Exercise: Set down every entry word for word. Omit the pictures.

◆ ◆ ◆

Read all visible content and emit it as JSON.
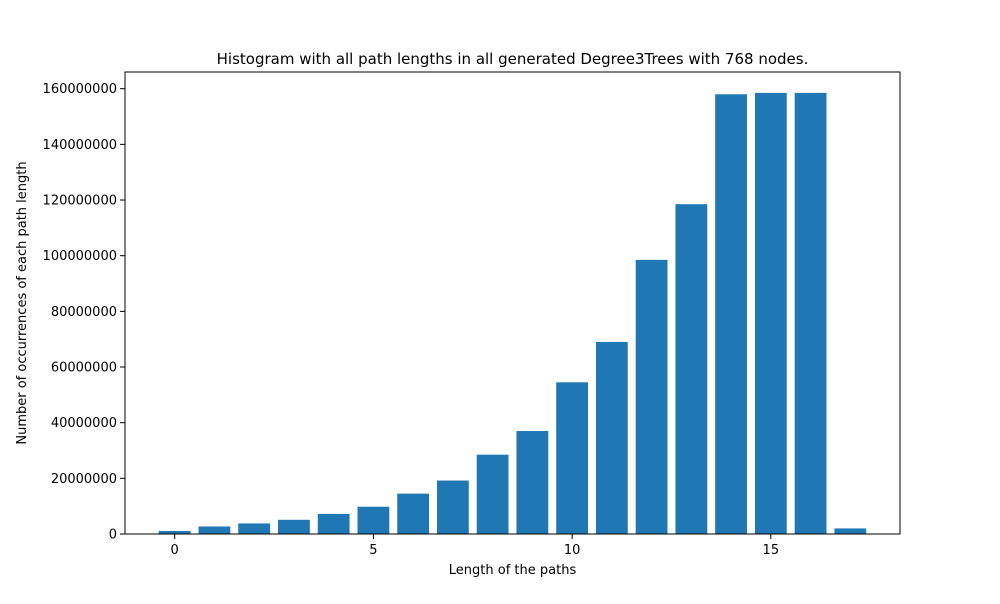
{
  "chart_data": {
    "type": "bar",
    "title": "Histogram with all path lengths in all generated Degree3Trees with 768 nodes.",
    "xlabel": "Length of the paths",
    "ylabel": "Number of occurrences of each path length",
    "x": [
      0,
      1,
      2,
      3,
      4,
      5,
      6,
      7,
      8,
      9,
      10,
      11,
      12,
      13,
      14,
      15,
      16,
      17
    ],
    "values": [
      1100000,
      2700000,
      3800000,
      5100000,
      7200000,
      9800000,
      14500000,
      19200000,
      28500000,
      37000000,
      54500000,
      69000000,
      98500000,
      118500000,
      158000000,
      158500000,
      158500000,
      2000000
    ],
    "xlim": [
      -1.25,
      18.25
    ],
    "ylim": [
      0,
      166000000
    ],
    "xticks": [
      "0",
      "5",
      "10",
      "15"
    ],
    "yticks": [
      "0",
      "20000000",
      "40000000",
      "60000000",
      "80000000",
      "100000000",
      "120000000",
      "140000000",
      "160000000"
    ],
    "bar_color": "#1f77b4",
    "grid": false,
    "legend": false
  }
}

◆ ◆ ◆

Output below:
Read all visible content and emit it as JSON.
{
  "chart_data": {
    "type": "bar",
    "title": "Histogram with all path lengths in all generated Degree3Trees with 768 nodes.",
    "xlabel": "Length of the paths",
    "ylabel": "Number of occurrences of each path length",
    "x": [
      0,
      1,
      2,
      3,
      4,
      5,
      6,
      7,
      8,
      9,
      10,
      11,
      12,
      13,
      14,
      15,
      16,
      17
    ],
    "values": [
      1100000,
      2700000,
      3800000,
      5100000,
      7200000,
      9800000,
      14500000,
      19200000,
      28500000,
      37000000,
      54500000,
      69000000,
      98500000,
      118500000,
      158000000,
      158500000,
      158500000,
      2000000
    ],
    "xlim": [
      -1.25,
      18.25
    ],
    "ylim": [
      0,
      166000000
    ],
    "xticks": [
      "0",
      "5",
      "10",
      "15"
    ],
    "yticks": [
      "0",
      "20000000",
      "40000000",
      "60000000",
      "80000000",
      "100000000",
      "120000000",
      "140000000",
      "160000000"
    ],
    "bar_color": "#1f77b4",
    "grid": false,
    "legend": false
  }
}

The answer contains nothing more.